Print out every record exactly as it appears.

+---+

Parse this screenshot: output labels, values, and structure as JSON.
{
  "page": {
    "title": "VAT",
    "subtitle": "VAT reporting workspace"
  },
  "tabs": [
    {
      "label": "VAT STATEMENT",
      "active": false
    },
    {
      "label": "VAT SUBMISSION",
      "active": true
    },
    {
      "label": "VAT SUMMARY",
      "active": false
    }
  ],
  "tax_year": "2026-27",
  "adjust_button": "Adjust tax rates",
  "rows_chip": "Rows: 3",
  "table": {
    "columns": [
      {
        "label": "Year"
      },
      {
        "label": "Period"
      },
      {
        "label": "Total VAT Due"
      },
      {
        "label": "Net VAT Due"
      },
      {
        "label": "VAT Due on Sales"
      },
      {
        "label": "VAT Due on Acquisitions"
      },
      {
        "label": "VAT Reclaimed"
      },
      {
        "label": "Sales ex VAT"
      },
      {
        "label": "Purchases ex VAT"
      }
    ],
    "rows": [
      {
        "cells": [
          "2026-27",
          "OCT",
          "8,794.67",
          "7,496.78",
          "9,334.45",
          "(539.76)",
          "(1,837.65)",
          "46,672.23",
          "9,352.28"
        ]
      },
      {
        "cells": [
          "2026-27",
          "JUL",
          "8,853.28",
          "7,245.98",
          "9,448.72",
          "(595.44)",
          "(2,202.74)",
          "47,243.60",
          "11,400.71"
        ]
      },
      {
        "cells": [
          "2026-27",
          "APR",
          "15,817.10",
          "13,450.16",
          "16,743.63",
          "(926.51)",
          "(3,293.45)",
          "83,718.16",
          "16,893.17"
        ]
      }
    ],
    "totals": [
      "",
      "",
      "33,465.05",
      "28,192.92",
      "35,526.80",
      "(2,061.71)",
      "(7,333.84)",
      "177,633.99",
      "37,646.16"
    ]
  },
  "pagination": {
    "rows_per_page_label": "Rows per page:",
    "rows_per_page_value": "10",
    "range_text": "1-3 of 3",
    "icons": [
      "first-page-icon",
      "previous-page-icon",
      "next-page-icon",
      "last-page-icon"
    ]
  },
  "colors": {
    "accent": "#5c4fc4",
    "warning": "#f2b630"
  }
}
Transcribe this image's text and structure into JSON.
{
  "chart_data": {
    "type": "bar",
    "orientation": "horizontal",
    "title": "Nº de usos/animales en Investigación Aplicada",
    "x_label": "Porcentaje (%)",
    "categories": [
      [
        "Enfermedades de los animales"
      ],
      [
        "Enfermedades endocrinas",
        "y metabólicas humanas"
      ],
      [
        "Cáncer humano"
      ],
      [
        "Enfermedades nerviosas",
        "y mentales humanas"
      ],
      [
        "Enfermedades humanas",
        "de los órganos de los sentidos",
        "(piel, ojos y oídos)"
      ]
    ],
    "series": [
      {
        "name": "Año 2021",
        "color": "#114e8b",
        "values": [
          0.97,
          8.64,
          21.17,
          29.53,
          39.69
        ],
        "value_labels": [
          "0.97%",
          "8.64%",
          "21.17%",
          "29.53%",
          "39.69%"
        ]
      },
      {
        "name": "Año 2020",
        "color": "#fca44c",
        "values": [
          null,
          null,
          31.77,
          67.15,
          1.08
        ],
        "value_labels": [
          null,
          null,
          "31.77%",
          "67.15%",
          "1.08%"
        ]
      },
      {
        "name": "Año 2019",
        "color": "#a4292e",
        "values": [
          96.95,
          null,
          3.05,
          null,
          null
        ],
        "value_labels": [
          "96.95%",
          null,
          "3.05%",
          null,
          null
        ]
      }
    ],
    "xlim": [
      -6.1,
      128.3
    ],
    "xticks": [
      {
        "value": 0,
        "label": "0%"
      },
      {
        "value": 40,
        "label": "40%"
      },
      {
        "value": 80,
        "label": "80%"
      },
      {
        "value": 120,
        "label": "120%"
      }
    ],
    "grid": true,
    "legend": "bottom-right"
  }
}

+---+

§ **The response**
Parse this screenshot: output labels, values, and structure as JSON.
{
  "page": {
    "title": "VAT",
    "subtitle": "VAT reporting workspace"
  },
  "tabs": [
    {
      "label": "VAT STATEMENT",
      "active": false
    },
    {
      "label": "VAT SUBMISSION",
      "active": true
    },
    {
      "label": "VAT SUMMARY",
      "active": false
    }
  ],
  "tax_year": "2026-27",
  "adjust_button": "Adjust tax rates",
  "rows_chip": "Rows: 3",
  "table": {
    "columns": [
      {
        "label": "Year"
      },
      {
        "label": "Period"
      },
      {
        "label": "Total VAT Due"
      },
      {
        "label": "Net VAT Due"
      },
      {
        "label": "VAT Due on Sales"
      },
      {
        "label": "VAT Due on Acquisitions"
      },
      {
        "label": "VAT Reclaimed"
      },
      {
        "label": "Sales ex VAT"
      },
      {
        "label": "Purchases ex VAT"
      }
    ],
    "rows": [
      {
        "cells": [
          "2026-27",
          "OCT",
          "8,794.67",
          "7,496.78",
          "9,334.45",
          "(539.76)",
          "(1,837.65)",
          "46,672.23",
          "9,352.28"
        ]
      },
      {
        "cells": [
          "2026-27",
          "JUL",
          "8,853.28",
          "7,245.98",
          "9,448.72",
          "(595.44)",
          "(2,202.74)",
          "47,243.60",
          "11,400.71"
        ]
      },
      {
        "cells": [
          "2026-27",
          "APR",
          "15,817.10",
          "13,450.16",
          "16,743.63",
          "(926.51)",
          "(3,293.45)",
          "83,718.16",
          "16,893.17"
        ]
      }
    ],
    "totals": [
      "",
      "",
      "33,465.05",
      "28,192.92",
      "35,526.80",
      "(2,061.71)",
      "(7,333.84)",
      "177,633.99",
      "37,646.16"
    ]
  },
  "pagination": {
    "rows_per_page_label": "Rows per page:",
    "rows_per_page_value": "10",
    "range_text": "1-3 of 3",
    "icons": [
      "first-page-icon",
      "previous-page-icon",
      "next-page-icon",
      "last-page-icon"
    ]
  },
  "colors": {
    "accent": "#5c4fc4",
    "warning": "#f2b630"
  }
}
Transcribe this image's text and structure into JSON.
{
  "chart_data": {
    "type": "bar",
    "orientation": "horizontal",
    "title": "Nº de usos/animales en Investigación Aplicada",
    "x_label": "Porcentaje (%)",
    "categories": [
      [
        "Enfermedades de los animales"
      ],
      [
        "Enfermedades endocrinas",
        "y metabólicas humanas"
      ],
      [
        "Cáncer humano"
      ],
      [
        "Enfermedades nerviosas",
        "y mentales humanas"
      ],
      [
        "Enfermedades humanas",
        "de los órganos de los sentidos",
        "(piel, ojos y oídos)"
      ]
    ],
    "series": [
      {
        "name": "Año 2021",
        "color": "#114e8b",
        "values": [
          0.97,
          8.64,
          21.17,
          29.53,
          39.69
        ],
        "value_labels": [
          "0.97%",
          "8.64%",
          "21.17%",
          "29.53%",
          "39.69%"
        ]
      },
      {
        "name": "Año 2020",
        "color": "#fca44c",
        "values": [
          null,
          null,
          31.77,
          67.15,
          1.08
        ],
        "value_labels": [
          null,
          null,
          "31.77%",
          "67.15%",
          "1.08%"
        ]
      },
      {
        "name": "Año 2019",
        "color": "#a4292e",
        "values": [
          96.95,
          null,
          3.05,
          null,
          null
        ],
        "value_labels": [
          "96.95%",
          null,
          "3.05%",
          null,
          null
        ]
      }
    ],
    "xlim": [
      -6.1,
      128.3
    ],
    "xticks": [
      {
        "value": 0,
        "label": "0%"
      },
      {
        "value": 40,
        "label": "40%"
      },
      {
        "value": 80,
        "label": "80%"
      },
      {
        "value": 120,
        "label": "120%"
      }
    ],
    "grid": true,
    "legend": "bottom-right"
  }
}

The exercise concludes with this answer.